** GIVEN EXERCISE **
Copy each line exactly.

** DATA SHOWN **
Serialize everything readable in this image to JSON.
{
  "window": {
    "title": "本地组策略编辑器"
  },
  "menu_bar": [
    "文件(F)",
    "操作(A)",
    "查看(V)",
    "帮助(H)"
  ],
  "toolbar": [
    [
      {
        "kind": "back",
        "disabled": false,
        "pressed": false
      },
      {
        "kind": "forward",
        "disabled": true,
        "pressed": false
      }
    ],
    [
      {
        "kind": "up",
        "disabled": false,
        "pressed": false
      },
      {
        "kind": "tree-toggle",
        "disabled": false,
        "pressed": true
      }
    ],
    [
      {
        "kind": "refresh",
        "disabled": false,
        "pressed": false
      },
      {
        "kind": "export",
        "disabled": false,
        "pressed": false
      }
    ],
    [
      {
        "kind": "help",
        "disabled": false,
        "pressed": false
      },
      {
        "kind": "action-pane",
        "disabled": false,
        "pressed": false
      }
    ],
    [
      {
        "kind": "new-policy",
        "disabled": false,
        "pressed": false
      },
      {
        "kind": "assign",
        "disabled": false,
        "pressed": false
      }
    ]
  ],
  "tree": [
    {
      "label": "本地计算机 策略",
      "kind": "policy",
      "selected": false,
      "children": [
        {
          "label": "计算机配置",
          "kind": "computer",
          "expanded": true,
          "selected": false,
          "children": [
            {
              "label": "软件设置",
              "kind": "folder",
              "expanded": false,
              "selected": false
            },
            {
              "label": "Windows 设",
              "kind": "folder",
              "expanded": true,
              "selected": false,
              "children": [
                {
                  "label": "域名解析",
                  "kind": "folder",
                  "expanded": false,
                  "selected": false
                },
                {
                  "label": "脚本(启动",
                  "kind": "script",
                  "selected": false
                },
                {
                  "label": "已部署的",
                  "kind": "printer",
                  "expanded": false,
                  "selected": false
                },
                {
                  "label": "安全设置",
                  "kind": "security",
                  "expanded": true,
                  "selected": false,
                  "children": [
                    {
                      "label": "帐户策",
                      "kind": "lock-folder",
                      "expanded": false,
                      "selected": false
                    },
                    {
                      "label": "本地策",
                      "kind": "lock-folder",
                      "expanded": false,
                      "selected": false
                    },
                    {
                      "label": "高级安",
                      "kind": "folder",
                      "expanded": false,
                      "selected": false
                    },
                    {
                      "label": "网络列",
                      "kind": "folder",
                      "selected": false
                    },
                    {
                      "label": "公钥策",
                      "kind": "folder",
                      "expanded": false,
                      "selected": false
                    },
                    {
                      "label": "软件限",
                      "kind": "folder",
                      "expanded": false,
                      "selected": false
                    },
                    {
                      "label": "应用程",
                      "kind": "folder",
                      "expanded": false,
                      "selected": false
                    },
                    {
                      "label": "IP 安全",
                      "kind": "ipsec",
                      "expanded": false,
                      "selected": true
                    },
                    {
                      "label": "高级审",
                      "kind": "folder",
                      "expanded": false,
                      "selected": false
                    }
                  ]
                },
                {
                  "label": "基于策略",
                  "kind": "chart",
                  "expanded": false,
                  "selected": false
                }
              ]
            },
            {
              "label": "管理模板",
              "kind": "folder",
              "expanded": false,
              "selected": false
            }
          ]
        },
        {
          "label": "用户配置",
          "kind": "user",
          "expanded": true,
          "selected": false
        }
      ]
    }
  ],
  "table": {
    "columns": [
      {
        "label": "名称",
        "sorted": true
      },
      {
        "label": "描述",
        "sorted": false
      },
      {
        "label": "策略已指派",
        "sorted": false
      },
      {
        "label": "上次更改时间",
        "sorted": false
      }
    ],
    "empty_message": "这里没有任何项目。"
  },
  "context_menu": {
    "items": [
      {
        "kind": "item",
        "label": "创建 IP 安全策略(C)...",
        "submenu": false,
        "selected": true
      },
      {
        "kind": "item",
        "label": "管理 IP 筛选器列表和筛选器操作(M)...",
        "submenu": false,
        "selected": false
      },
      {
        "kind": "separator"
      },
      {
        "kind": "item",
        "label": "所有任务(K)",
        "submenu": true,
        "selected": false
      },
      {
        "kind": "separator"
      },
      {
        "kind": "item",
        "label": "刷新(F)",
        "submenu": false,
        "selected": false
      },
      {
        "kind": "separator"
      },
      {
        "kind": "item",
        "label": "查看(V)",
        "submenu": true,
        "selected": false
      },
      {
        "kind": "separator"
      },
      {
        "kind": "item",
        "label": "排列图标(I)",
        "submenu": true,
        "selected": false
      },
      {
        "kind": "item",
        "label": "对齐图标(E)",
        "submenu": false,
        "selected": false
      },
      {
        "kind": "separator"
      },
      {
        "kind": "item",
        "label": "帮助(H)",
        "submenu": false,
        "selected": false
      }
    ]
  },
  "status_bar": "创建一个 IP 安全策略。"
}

** EXERCISE OUTPUT **
Serialize everything readable in this image to JSON.
{
  "window": {
    "title": "本地组策略编辑器"
  },
  "menu_bar": [
    "文件(F)",
    "操作(A)",
    "查看(V)",
    "帮助(H)"
  ],
  "toolbar": [
    [
      {
        "kind": "back",
        "disabled": false,
        "pressed": false
      },
      {
        "kind": "forward",
        "disabled": true,
        "pressed": false
      }
    ],
    [
      {
        "kind": "up",
        "disabled": false,
        "pressed": false
      },
      {
        "kind": "tree-toggle",
        "disabled": false,
        "pressed": true
      }
    ],
    [
      {
        "kind": "refresh",
        "disabled": false,
        "pressed": false
      },
      {
        "kind": "export",
        "disabled": false,
        "pressed": false
      }
    ],
    [
      {
        "kind": "help",
        "disabled": false,
        "pressed": false
      },
      {
        "kind": "action-pane",
        "disabled": false,
        "pressed": false
      }
    ],
    [
      {
        "kind": "new-policy",
        "disabled": false,
        "pressed": false
      },
      {
        "kind": "assign",
        "disabled": false,
        "pressed": false
      }
    ]
  ],
  "tree": [
    {
      "label": "本地计算机 策略",
      "kind": "policy",
      "selected": false,
      "children": [
        {
          "label": "计算机配置",
          "kind": "computer",
          "expanded": true,
          "selected": false,
          "children": [
            {
              "label": "软件设置",
              "kind": "folder",
              "expanded": false,
              "selected": false
            },
            {
              "label": "Windows 设",
              "kind": "folder",
              "expanded": true,
              "selected": false,
              "children": [
                {
                  "label": "域名解析",
                  "kind": "folder",
                  "expanded": false,
                  "selected": false
                },
                {
                  "label": "脚本(启动",
                  "kind": "script",
                  "selected": false
                },
                {
                  "label": "已部署的",
                  "kind": "printer",
                  "expanded": false,
                  "selected": false
                },
                {
                  "label": "安全设置",
                  "kind": "security",
                  "expanded": true,
                  "selected": false,
                  "children": [
                    {
                      "label": "帐户策",
                      "kind": "lock-folder",
                      "expanded": false,
                      "selected": false
                    },
                    {
                      "label": "本地策",
                      "kind": "lock-folder",
                      "expanded": false,
                      "selected": false
                    },
                    {
                      "label": "高级安",
                      "kind": "folder",
                      "expanded": false,
                      "selected": false
                    },
                    {
                      "label": "网络列",
                      "kind": "folder",
                      "selected": false
                    },
                    {
                      "label": "公钥策",
                      "kind": "folder",
                      "expanded": false,
                      "selected": false
                    },
                    {
                      "label": "软件限",
                      "kind": "folder",
                      "expanded": false,
                      "selected": false
                    },
                    {
                      "label": "应用程",
                      "kind": "folder",
                      "expanded": false,
                      "selected": false
                    },
                    {
                      "label": "IP 安全",
                      "kind": "ipsec",
                      "expanded": false,
                      "selected": true
                    },
                    {
                      "label": "高级审",
                      "kind": "folder",
                      "expanded": false,
                      "selected": false
                    }
                  ]
                },
                {
                  "label": "基于策略",
                  "kind": "chart",
                  "expanded": false,
                  "selected": false
                }
              ]
            },
            {
              "label": "管理模板",
              "kind": "folder",
              "expanded": false,
              "selected": false
            }
          ]
        },
        {
          "label": "用户配置",
          "kind": "user",
          "expanded": true,
          "selected": false
        }
      ]
    }
  ],
  "table": {
    "columns": [
      {
        "label": "名称",
        "sorted": true
      },
      {
        "label": "描述",
        "sorted": false
      },
      {
        "label": "策略已指派",
        "sorted": false
      },
      {
        "label": "上次更改时间",
        "sorted": false
      }
    ],
    "empty_message": "这里没有任何项目。"
  },
  "context_menu": {
    "items": [
      {
        "kind": "item",
        "label": "创建 IP 安全策略(C)...",
        "submenu": false,
        "selected": true
      },
      {
        "kind": "item",
        "label": "管理 IP 筛选器列表和筛选器操作(M)...",
        "submenu": false,
        "selected": false
      },
      {
        "kind": "separator"
      },
      {
        "kind": "item",
        "label": "所有任务(K)",
        "submenu": true,
        "selected": false
      },
      {
        "kind": "separator"
      },
      {
        "kind": "item",
        "label": "刷新(F)",
        "submenu": false,
        "selected": false
      },
      {
        "kind": "separator"
      },
      {
        "kind": "item",
        "label": "查看(V)",
        "submenu": true,
        "selected": false
      },
      {
        "kind": "separator"
      },
      {
        "kind": "item",
        "label": "排列图标(I)",
        "submenu": true,
        "selected": false
      },
      {
        "kind": "item",
        "label": "对齐图标(E)",
        "submenu": false,
        "selected": false
      },
      {
        "kind": "separator"
      },
      {
        "kind": "item",
        "label": "帮助(H)",
        "submenu": false,
        "selected": false
      }
    ]
  },
  "status_bar": "创建一个 IP 安全策略。"
}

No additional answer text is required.